____ DATA SHOWN
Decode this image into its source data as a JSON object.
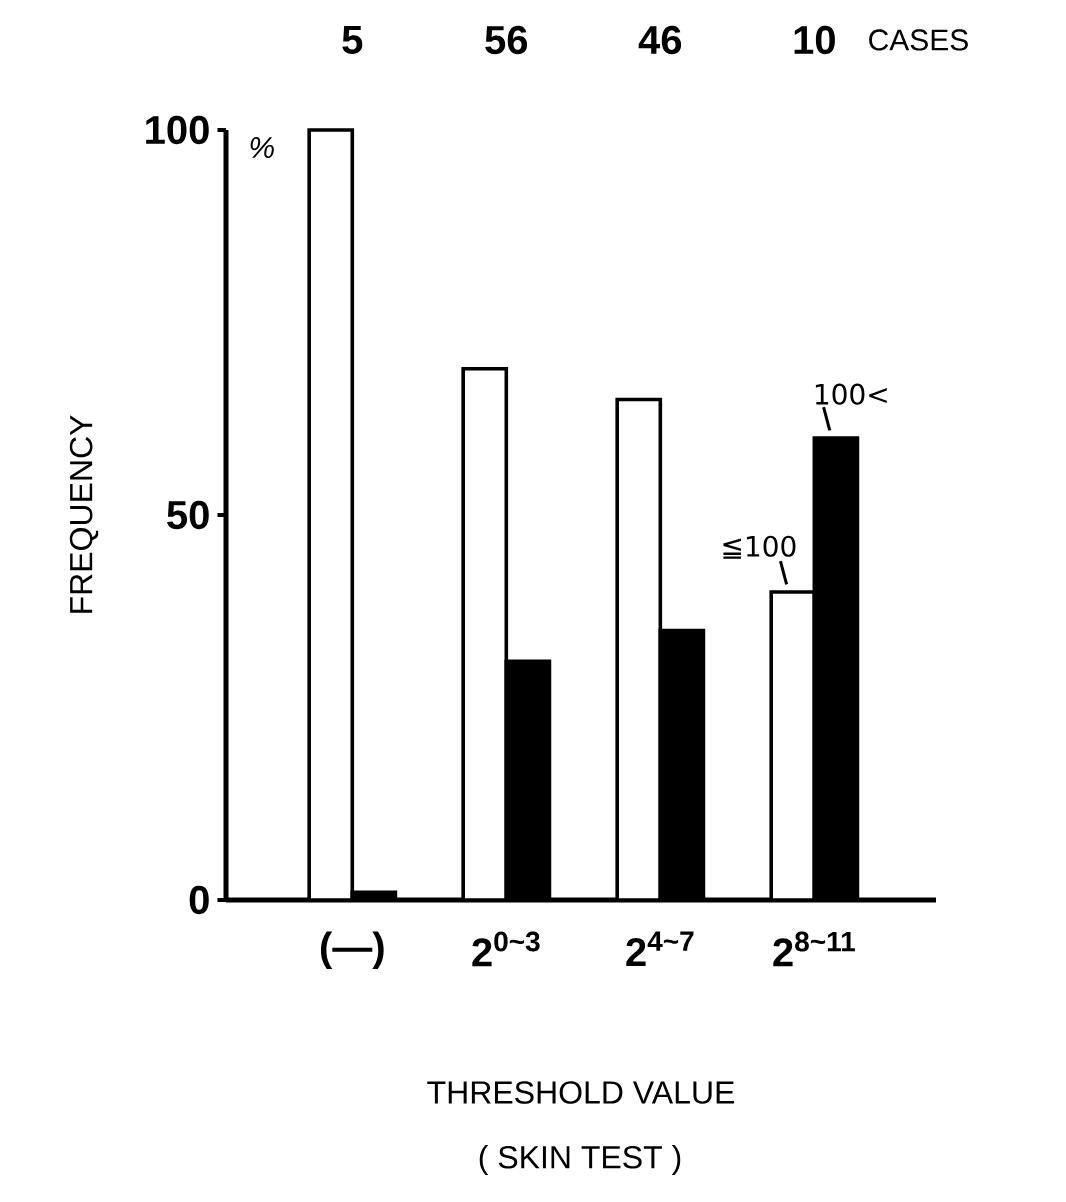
{
  "chart_data": {
    "type": "bar",
    "xlabel": "THRESHOLD VALUE",
    "ylabel": "FREQUENCY",
    "categories": [
      "(—)",
      "2$^{0~3}$",
      "2$^{4~7}$",
      "2$^{8~11}$"
    ],
    "series": [
      {
        "name": "≦100",
        "color": "#ffffff",
        "values": [
          100,
          69,
          65,
          40
        ]
      },
      {
        "name": "100<",
        "color": "#000000",
        "values": [
          1,
          31,
          35,
          60
        ]
      }
    ],
    "ylim": [
      0,
      100
    ],
    "yticks": [
      0,
      50,
      100
    ],
    "annotations": [
      "5",
      "56",
      "46",
      "10",
      "CASES",
      "%",
      "( SKIN TEST )"
    ]
  }
}
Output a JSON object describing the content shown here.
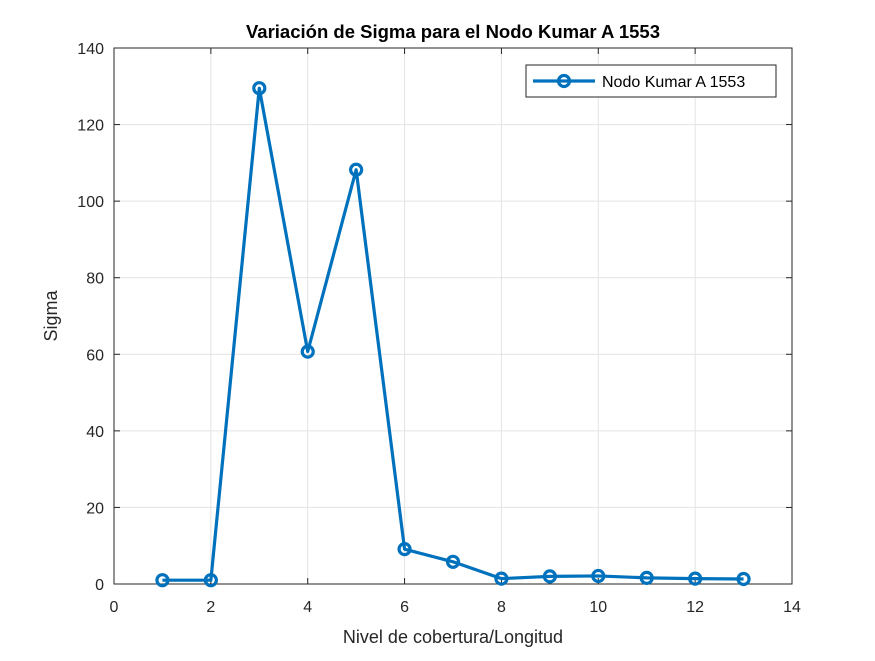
________
→ **WHAT THE TASK ASKS**
Copy all of the entries verbatim, leaving out any pictures they contain.

→ **SOLUTION**
Decode this image into its source data as a JSON object.
{
  "chart_data": {
    "type": "bar",
    "xlabel": "THRESHOLD VALUE",
    "ylabel": "FREQUENCY",
    "categories": [
      "(—)",
      "2$^{0~3}$",
      "2$^{4~7}$",
      "2$^{8~11}$"
    ],
    "series": [
      {
        "name": "≦100",
        "color": "#ffffff",
        "values": [
          100,
          69,
          65,
          40
        ]
      },
      {
        "name": "100<",
        "color": "#000000",
        "values": [
          1,
          31,
          35,
          60
        ]
      }
    ],
    "ylim": [
      0,
      100
    ],
    "yticks": [
      0,
      50,
      100
    ],
    "annotations": [
      "5",
      "56",
      "46",
      "10",
      "CASES",
      "%",
      "( SKIN TEST )"
    ]
  }
}
Output a JSON object describing the content shown here.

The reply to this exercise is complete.